### Instructions to follow
Leave out the pictures and repeat everything else in the records exactly.

++++++++++

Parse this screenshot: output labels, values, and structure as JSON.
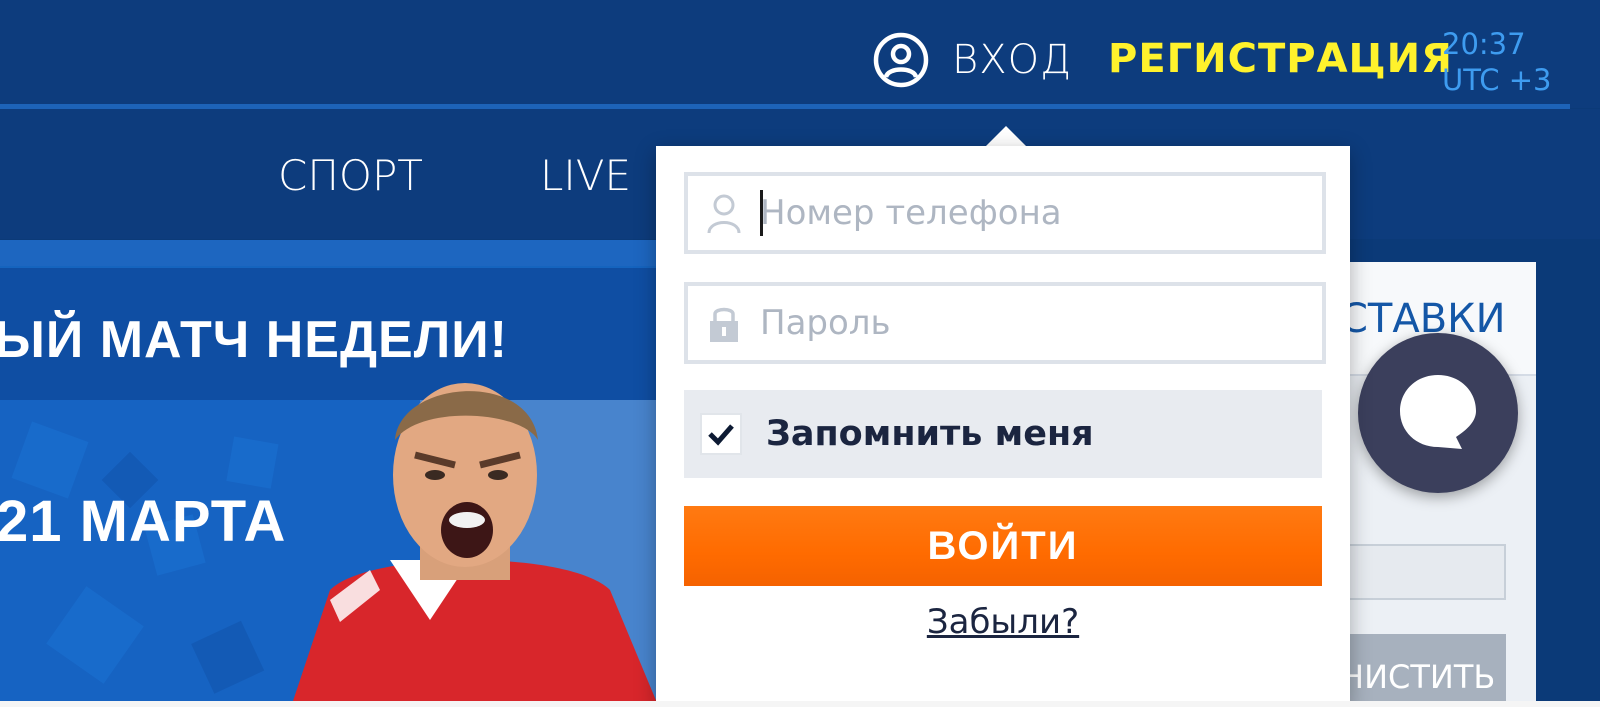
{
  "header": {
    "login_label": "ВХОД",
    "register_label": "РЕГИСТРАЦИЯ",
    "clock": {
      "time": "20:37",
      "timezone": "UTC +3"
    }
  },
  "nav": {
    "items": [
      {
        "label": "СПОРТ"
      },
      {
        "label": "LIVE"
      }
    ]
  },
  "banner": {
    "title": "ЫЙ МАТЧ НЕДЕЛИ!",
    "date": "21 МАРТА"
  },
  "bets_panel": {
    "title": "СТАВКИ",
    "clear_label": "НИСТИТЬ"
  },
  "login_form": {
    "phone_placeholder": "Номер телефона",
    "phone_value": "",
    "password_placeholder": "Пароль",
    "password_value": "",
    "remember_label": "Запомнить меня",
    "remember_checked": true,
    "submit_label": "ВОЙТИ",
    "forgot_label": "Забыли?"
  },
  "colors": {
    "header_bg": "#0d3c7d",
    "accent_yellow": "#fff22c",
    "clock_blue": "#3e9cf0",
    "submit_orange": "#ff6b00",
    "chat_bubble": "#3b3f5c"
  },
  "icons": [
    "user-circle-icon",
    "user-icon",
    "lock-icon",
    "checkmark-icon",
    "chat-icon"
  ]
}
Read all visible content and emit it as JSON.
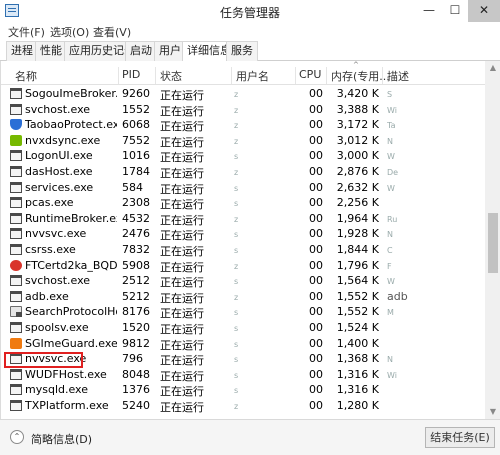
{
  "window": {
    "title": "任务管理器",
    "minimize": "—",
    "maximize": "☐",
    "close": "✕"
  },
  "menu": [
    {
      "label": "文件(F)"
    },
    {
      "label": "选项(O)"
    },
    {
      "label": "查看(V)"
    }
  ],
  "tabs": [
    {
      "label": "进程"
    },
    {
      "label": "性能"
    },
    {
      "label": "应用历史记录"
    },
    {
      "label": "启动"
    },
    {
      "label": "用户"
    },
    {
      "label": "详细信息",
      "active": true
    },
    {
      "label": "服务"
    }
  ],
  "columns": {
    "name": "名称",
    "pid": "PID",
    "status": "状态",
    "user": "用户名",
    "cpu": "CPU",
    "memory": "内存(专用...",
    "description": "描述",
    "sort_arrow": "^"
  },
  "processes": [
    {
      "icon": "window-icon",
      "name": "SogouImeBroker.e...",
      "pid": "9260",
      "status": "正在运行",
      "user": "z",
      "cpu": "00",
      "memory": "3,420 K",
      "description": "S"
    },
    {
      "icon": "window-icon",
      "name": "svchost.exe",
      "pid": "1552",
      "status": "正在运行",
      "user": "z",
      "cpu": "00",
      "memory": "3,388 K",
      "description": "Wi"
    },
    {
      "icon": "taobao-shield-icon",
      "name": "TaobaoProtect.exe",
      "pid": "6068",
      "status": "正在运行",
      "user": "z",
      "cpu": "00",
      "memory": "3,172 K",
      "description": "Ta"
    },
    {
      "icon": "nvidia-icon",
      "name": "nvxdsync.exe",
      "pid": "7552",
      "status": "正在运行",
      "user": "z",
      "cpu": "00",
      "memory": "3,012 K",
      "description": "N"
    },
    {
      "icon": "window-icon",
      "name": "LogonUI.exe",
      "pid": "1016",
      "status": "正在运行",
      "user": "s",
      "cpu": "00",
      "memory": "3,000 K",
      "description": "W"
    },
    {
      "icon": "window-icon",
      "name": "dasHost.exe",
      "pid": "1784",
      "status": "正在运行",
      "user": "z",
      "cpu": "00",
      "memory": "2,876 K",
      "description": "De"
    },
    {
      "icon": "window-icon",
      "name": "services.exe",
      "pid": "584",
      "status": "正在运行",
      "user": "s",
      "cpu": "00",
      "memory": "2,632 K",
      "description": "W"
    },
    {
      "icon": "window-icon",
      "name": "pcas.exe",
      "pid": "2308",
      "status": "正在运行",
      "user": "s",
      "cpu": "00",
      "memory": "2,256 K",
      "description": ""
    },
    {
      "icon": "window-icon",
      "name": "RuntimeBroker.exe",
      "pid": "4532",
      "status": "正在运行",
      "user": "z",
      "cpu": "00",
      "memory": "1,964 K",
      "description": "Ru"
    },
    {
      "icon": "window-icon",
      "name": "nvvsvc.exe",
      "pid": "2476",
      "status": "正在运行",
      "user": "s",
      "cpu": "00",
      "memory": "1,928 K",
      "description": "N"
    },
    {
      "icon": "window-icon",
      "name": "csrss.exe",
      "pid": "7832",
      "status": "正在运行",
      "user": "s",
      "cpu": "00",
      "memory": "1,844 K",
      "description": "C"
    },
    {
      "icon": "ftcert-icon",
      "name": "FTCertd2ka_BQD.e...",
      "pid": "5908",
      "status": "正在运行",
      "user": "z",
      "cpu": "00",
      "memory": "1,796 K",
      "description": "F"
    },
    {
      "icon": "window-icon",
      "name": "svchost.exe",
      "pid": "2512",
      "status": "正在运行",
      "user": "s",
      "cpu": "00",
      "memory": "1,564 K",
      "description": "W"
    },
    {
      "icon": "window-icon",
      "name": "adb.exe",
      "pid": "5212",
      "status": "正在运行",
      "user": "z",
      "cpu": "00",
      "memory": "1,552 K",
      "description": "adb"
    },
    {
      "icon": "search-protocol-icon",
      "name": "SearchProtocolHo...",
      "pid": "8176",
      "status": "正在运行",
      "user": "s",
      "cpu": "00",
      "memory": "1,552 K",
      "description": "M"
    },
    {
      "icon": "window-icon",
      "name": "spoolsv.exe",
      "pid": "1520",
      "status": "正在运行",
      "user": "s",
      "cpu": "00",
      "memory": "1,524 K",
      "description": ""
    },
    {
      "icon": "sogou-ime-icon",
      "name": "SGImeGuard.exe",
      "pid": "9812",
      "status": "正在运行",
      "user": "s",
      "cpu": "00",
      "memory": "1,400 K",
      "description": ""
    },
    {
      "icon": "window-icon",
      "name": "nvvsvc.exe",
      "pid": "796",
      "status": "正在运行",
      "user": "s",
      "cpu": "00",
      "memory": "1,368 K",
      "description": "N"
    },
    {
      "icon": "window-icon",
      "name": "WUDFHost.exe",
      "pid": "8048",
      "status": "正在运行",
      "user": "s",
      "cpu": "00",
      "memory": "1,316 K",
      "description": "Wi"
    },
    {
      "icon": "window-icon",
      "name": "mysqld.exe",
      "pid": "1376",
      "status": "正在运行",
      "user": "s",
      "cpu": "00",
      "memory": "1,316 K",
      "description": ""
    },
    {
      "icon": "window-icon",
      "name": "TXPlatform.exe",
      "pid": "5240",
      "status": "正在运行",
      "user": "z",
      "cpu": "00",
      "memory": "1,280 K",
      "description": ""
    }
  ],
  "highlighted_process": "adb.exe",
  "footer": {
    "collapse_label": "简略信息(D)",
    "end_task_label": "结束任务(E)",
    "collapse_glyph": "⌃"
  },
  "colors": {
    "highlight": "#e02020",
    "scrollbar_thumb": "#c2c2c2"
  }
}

++++++++++

### Task response
Parse this screenshot: output labels, values, and structure as JSON.
{
  "header": {
    "login_label": "ВХОД",
    "register_label": "РЕГИСТРАЦИЯ",
    "clock": {
      "time": "20:37",
      "timezone": "UTC +3"
    }
  },
  "nav": {
    "items": [
      {
        "label": "СПОРТ"
      },
      {
        "label": "LIVE"
      }
    ]
  },
  "banner": {
    "title": "ЫЙ МАТЧ НЕДЕЛИ!",
    "date": "21 МАРТА"
  },
  "bets_panel": {
    "title": "СТАВКИ",
    "clear_label": "НИСТИТЬ"
  },
  "login_form": {
    "phone_placeholder": "Номер телефона",
    "phone_value": "",
    "password_placeholder": "Пароль",
    "password_value": "",
    "remember_label": "Запомнить меня",
    "remember_checked": true,
    "submit_label": "ВОЙТИ",
    "forgot_label": "Забыли?"
  },
  "colors": {
    "header_bg": "#0d3c7d",
    "accent_yellow": "#fff22c",
    "clock_blue": "#3e9cf0",
    "submit_orange": "#ff6b00",
    "chat_bubble": "#3b3f5c"
  },
  "icons": [
    "user-circle-icon",
    "user-icon",
    "lock-icon",
    "checkmark-icon",
    "chat-icon"
  ]
}
Read all visible content and emit it as JSON.
{
  "window": {
    "title": "任务管理器",
    "minimize": "—",
    "maximize": "☐",
    "close": "✕"
  },
  "menu": [
    {
      "label": "文件(F)"
    },
    {
      "label": "选项(O)"
    },
    {
      "label": "查看(V)"
    }
  ],
  "tabs": [
    {
      "label": "进程"
    },
    {
      "label": "性能"
    },
    {
      "label": "应用历史记录"
    },
    {
      "label": "启动"
    },
    {
      "label": "用户"
    },
    {
      "label": "详细信息",
      "active": true
    },
    {
      "label": "服务"
    }
  ],
  "columns": {
    "name": "名称",
    "pid": "PID",
    "status": "状态",
    "user": "用户名",
    "cpu": "CPU",
    "memory": "内存(专用...",
    "description": "描述",
    "sort_arrow": "^"
  },
  "processes": [
    {
      "icon": "window-icon",
      "name": "SogouImeBroker.e...",
      "pid": "9260",
      "status": "正在运行",
      "user": "z",
      "cpu": "00",
      "memory": "3,420 K",
      "description": "S"
    },
    {
      "icon": "window-icon",
      "name": "svchost.exe",
      "pid": "1552",
      "status": "正在运行",
      "user": "z",
      "cpu": "00",
      "memory": "3,388 K",
      "description": "Wi"
    },
    {
      "icon": "taobao-shield-icon",
      "name": "TaobaoProtect.exe",
      "pid": "6068",
      "status": "正在运行",
      "user": "z",
      "cpu": "00",
      "memory": "3,172 K",
      "description": "Ta"
    },
    {
      "icon": "nvidia-icon",
      "name": "nvxdsync.exe",
      "pid": "7552",
      "status": "正在运行",
      "user": "z",
      "cpu": "00",
      "memory": "3,012 K",
      "description": "N"
    },
    {
      "icon": "window-icon",
      "name": "LogonUI.exe",
      "pid": "1016",
      "status": "正在运行",
      "user": "s",
      "cpu": "00",
      "memory": "3,000 K",
      "description": "W"
    },
    {
      "icon": "window-icon",
      "name": "dasHost.exe",
      "pid": "1784",
      "status": "正在运行",
      "user": "z",
      "cpu": "00",
      "memory": "2,876 K",
      "description": "De"
    },
    {
      "icon": "window-icon",
      "name": "services.exe",
      "pid": "584",
      "status": "正在运行",
      "user": "s",
      "cpu": "00",
      "memory": "2,632 K",
      "description": "W"
    },
    {
      "icon": "window-icon",
      "name": "pcas.exe",
      "pid": "2308",
      "status": "正在运行",
      "user": "s",
      "cpu": "00",
      "memory": "2,256 K",
      "description": ""
    },
    {
      "icon": "window-icon",
      "name": "RuntimeBroker.exe",
      "pid": "4532",
      "status": "正在运行",
      "user": "z",
      "cpu": "00",
      "memory": "1,964 K",
      "description": "Ru"
    },
    {
      "icon": "window-icon",
      "name": "nvvsvc.exe",
      "pid": "2476",
      "status": "正在运行",
      "user": "s",
      "cpu": "00",
      "memory": "1,928 K",
      "description": "N"
    },
    {
      "icon": "window-icon",
      "name": "csrss.exe",
      "pid": "7832",
      "status": "正在运行",
      "user": "s",
      "cpu": "00",
      "memory": "1,844 K",
      "description": "C"
    },
    {
      "icon": "ftcert-icon",
      "name": "FTCertd2ka_BQD.e...",
      "pid": "5908",
      "status": "正在运行",
      "user": "z",
      "cpu": "00",
      "memory": "1,796 K",
      "description": "F"
    },
    {
      "icon": "window-icon",
      "name": "svchost.exe",
      "pid": "2512",
      "status": "正在运行",
      "user": "s",
      "cpu": "00",
      "memory": "1,564 K",
      "description": "W"
    },
    {
      "icon": "window-icon",
      "name": "adb.exe",
      "pid": "5212",
      "status": "正在运行",
      "user": "z",
      "cpu": "00",
      "memory": "1,552 K",
      "description": "adb"
    },
    {
      "icon": "search-protocol-icon",
      "name": "SearchProtocolHo...",
      "pid": "8176",
      "status": "正在运行",
      "user": "s",
      "cpu": "00",
      "memory": "1,552 K",
      "description": "M"
    },
    {
      "icon": "window-icon",
      "name": "spoolsv.exe",
      "pid": "1520",
      "status": "正在运行",
      "user": "s",
      "cpu": "00",
      "memory": "1,524 K",
      "description": ""
    },
    {
      "icon": "sogou-ime-icon",
      "name": "SGImeGuard.exe",
      "pid": "9812",
      "status": "正在运行",
      "user": "s",
      "cpu": "00",
      "memory": "1,400 K",
      "description": ""
    },
    {
      "icon": "window-icon",
      "name": "nvvsvc.exe",
      "pid": "796",
      "status": "正在运行",
      "user": "s",
      "cpu": "00",
      "memory": "1,368 K",
      "description": "N"
    },
    {
      "icon": "window-icon",
      "name": "WUDFHost.exe",
      "pid": "8048",
      "status": "正在运行",
      "user": "s",
      "cpu": "00",
      "memory": "1,316 K",
      "description": "Wi"
    },
    {
      "icon": "window-icon",
      "name": "mysqld.exe",
      "pid": "1376",
      "status": "正在运行",
      "user": "s",
      "cpu": "00",
      "memory": "1,316 K",
      "description": ""
    },
    {
      "icon": "window-icon",
      "name": "TXPlatform.exe",
      "pid": "5240",
      "status": "正在运行",
      "user": "z",
      "cpu": "00",
      "memory": "1,280 K",
      "description": ""
    }
  ],
  "highlighted_process": "adb.exe",
  "footer": {
    "collapse_label": "简略信息(D)",
    "end_task_label": "结束任务(E)",
    "collapse_glyph": "⌃"
  },
  "colors": {
    "highlight": "#e02020",
    "scrollbar_thumb": "#c2c2c2"
  }
}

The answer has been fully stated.